• TEXT SHOWN:
▬▬▬

The first full scale ATAD plant to operate in Ireland is located in Killarney to treat locally produced primary and secondary sludge [
60]. Insufficient treatment could lead to contamination by pathogenic microorganisms when the stabilised sludge is utilised for land spread. Thus we wished to determine the suitability of this ATAD process and sludge type for pathogen reduction [
21] by monitoring the sludge seasonally using traditional culture based and molecular profiling techniques. We also wished to examine the effect of high levels of nuclease activity detected in the sludge on eliminating mobile DNA elements responsible for transmission of antibiotic resistance determinants.
4. Discussion
Although ATAD plants treating domestic sludge have been operating worldwide for many years, there has been limited systematic analysis of their actual potential to remove pathogens [
14,
15,
79]. There has always been the ‘presumption’ that because of the time-temperature relationship between sludge holding in the thermophilic reactors that this would lead to the removal of coliforms, making the sludge pathogen free and allowing its classification as a Class A Biosolids.
There are, however, many factors that could effect this presumption. These range from inadequate holding times, thermal protection of organisms by the sludge biosolids [
61] or re-growth of viable non-culturable coliforms after the sludge treatment process.

▬▬▬

• DATA TO EXAMINE:
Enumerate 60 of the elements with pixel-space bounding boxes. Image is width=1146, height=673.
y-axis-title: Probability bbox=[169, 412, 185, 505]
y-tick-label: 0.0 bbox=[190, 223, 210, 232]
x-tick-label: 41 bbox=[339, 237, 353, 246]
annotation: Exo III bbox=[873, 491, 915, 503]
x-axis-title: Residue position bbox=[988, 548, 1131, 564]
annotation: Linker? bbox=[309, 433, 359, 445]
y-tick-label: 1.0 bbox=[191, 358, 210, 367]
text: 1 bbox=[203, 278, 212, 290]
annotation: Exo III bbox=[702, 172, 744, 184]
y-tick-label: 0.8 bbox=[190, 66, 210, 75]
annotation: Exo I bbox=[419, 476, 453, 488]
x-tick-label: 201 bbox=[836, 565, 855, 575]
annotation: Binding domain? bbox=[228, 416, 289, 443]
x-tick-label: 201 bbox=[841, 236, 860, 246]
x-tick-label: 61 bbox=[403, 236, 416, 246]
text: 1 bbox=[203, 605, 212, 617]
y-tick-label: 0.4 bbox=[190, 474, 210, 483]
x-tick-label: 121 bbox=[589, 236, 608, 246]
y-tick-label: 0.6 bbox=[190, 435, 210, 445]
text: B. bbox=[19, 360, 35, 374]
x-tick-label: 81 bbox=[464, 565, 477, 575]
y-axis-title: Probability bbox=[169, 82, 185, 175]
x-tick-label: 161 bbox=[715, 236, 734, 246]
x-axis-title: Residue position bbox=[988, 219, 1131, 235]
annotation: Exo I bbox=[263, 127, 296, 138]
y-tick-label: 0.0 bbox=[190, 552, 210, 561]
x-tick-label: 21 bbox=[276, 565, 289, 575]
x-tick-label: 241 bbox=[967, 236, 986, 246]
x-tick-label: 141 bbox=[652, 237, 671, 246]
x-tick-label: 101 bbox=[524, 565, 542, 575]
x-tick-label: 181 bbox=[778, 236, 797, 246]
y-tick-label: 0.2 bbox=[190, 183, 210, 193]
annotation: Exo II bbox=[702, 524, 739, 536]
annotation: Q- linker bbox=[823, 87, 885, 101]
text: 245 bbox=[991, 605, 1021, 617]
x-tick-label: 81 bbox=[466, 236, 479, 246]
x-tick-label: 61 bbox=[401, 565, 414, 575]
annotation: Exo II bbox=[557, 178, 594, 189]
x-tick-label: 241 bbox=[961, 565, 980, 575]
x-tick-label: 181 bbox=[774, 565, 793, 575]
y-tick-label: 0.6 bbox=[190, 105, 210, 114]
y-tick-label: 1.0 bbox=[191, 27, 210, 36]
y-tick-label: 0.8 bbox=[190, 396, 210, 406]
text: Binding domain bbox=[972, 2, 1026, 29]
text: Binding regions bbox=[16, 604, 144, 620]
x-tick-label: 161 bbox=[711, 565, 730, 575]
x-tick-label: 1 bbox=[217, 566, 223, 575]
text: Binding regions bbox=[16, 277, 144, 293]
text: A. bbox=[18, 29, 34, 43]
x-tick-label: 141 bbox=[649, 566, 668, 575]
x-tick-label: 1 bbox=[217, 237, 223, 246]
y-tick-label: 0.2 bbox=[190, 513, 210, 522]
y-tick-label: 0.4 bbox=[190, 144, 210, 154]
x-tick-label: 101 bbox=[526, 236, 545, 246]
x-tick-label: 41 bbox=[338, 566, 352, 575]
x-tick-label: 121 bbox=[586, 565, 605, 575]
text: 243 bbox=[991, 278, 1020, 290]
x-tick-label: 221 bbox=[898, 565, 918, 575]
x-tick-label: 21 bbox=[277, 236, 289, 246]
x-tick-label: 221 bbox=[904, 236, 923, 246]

▬▬▬

• TASKS:
1) From the ATAD sludge text, transcribe the part that opens with the words "The first full" and closes with "antibiotic resistance determinants.".
2) List the factors that the ATAD sludge text names as able to affect the presumption that the sludge becomes pathogen free.

• EXPECTED RESPONSES:
1)
The first full scale ATAD plant to operate in Ireland is located in Killarney to treat locally produced primary and secondary sludge [
60]. Insufficient treatment could lead to contamination by pathogenic microorganisms when the stabilised sludge is utilised for land spread. Thus we wished to determine the suitability of this ATAD process and sludge type for pathogen reduction [
21] by monitoring the sludge seasonally using traditional culture based and molecular profiling techniques. We also wished to examine the effect of high levels of nuclease activity detected in the sludge on eliminating mobile DNA elements responsible for transmission of antibiotic resistance determinants.

2)
- Inadequate holding times
- Thermal protection of organisms by the sludge biosolids
- Re-growth of viable non-culturable coliforms after the sludge treatment process